* STATED TASK:
Scan the material for the word "earned", and copy each line where it shows up.

▼▼▼

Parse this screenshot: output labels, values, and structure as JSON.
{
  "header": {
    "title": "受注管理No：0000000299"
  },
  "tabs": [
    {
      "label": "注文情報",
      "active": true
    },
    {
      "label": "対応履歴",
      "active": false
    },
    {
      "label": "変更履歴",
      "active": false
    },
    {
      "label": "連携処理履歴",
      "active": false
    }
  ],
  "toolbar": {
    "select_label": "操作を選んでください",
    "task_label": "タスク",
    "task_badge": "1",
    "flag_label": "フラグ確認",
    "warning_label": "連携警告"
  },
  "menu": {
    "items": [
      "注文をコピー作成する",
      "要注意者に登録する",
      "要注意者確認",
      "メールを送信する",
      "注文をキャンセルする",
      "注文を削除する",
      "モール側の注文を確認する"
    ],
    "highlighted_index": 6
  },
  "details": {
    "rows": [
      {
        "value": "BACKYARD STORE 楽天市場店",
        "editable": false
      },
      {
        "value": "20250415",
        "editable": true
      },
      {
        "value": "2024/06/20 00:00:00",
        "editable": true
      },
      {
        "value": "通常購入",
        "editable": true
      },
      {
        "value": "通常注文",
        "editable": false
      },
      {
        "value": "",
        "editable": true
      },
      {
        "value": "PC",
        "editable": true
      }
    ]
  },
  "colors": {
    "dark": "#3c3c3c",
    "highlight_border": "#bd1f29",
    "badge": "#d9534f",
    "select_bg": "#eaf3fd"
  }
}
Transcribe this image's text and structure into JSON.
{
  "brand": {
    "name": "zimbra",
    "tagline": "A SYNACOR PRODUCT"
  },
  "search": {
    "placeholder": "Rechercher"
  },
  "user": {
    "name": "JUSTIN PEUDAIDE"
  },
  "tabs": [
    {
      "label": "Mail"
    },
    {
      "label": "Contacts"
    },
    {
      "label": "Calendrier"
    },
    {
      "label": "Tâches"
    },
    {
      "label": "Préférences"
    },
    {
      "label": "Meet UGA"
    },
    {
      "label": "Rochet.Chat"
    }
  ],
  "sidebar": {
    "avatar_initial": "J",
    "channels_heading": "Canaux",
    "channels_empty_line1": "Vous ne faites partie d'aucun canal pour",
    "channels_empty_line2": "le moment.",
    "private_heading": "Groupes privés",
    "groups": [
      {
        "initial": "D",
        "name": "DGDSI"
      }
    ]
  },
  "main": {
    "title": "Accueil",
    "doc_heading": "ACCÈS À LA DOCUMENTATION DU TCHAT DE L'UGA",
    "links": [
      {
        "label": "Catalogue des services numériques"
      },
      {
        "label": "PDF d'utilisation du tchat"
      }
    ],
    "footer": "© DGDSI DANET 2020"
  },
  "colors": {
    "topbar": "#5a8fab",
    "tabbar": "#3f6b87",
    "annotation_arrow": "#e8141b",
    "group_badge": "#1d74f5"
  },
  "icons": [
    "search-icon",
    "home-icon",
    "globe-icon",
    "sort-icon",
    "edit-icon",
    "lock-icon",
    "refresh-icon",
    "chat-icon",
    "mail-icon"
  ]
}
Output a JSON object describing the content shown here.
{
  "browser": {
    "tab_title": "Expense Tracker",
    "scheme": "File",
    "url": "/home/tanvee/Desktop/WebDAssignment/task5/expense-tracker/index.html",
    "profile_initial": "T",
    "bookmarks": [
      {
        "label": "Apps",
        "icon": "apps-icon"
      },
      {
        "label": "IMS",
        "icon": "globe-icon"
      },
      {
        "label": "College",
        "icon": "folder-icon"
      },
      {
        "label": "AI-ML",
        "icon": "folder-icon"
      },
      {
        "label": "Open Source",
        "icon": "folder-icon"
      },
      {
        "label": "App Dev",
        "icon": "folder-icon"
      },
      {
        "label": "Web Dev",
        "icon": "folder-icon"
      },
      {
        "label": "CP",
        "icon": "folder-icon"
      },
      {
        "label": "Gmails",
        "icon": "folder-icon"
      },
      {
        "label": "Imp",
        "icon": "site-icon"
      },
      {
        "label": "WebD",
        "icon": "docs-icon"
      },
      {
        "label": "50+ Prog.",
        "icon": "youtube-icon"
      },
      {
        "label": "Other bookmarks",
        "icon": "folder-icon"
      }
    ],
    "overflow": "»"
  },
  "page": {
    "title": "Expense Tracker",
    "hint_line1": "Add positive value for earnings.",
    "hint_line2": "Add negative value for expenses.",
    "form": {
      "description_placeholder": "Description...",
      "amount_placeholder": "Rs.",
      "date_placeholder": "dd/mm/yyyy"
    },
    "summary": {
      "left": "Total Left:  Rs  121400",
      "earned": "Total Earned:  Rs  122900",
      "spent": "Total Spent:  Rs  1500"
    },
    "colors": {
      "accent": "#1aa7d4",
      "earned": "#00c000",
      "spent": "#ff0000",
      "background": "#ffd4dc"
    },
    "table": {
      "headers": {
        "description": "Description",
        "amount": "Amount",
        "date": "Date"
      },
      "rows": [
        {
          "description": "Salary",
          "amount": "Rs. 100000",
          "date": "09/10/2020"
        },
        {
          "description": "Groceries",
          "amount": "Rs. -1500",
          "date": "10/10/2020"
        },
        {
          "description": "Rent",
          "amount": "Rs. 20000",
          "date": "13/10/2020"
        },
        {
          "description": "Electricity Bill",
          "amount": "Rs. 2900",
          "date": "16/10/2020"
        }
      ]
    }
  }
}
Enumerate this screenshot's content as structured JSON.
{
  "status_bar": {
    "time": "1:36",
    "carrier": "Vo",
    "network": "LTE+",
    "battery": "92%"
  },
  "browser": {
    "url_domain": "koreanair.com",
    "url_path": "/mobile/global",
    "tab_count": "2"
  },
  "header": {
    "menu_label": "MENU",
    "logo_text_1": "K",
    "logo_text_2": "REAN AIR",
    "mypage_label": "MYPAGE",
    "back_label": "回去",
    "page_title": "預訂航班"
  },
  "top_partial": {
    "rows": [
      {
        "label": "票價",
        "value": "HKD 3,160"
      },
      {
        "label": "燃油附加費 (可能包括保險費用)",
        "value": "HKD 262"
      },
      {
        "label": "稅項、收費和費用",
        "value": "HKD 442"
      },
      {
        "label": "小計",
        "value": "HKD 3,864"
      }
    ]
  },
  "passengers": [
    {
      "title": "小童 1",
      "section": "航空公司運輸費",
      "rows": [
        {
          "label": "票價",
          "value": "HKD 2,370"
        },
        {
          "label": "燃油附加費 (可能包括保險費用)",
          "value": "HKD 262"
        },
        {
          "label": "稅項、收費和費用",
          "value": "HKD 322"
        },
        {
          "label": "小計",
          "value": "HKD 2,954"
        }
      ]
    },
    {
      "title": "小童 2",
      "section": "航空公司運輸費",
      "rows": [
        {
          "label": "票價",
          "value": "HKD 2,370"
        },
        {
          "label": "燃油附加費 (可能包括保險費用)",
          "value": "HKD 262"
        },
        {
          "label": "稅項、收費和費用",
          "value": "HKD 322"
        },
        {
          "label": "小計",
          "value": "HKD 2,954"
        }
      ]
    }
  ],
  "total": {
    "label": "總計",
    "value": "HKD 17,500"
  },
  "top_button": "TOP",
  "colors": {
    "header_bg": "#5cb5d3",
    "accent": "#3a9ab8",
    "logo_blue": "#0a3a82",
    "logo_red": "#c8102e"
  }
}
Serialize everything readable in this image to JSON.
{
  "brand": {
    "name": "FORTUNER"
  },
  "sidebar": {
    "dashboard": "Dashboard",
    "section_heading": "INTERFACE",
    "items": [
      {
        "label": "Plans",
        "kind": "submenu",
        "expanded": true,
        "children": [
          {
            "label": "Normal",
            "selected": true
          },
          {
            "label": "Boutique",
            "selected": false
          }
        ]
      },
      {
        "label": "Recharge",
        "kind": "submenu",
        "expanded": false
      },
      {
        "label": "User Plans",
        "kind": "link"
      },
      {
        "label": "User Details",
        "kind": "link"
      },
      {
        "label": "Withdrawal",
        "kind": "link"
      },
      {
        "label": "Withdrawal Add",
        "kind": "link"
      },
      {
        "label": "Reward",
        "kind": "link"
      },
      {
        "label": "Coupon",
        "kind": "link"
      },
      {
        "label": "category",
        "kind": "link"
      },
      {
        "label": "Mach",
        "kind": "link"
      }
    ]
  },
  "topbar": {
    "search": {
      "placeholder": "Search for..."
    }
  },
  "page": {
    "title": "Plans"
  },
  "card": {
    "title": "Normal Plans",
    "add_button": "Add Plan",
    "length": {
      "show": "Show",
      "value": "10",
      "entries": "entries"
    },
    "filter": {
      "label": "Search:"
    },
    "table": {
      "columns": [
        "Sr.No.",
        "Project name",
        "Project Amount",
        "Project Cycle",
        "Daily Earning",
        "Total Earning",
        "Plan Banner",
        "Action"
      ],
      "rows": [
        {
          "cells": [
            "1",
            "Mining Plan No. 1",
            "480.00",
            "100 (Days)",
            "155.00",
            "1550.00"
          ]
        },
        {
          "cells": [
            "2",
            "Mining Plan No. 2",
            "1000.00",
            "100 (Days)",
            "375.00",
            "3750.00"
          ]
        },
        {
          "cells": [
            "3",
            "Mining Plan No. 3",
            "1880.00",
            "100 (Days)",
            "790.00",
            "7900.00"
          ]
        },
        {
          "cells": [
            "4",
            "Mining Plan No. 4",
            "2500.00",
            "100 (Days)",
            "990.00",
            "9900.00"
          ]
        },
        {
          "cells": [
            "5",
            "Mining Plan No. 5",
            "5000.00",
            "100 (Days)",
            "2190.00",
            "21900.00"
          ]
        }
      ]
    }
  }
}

▲▲▲

* WORKED SOLUTION:
      "earned": "Total Earned:  Rs  122900",
      "earned": "#00c000",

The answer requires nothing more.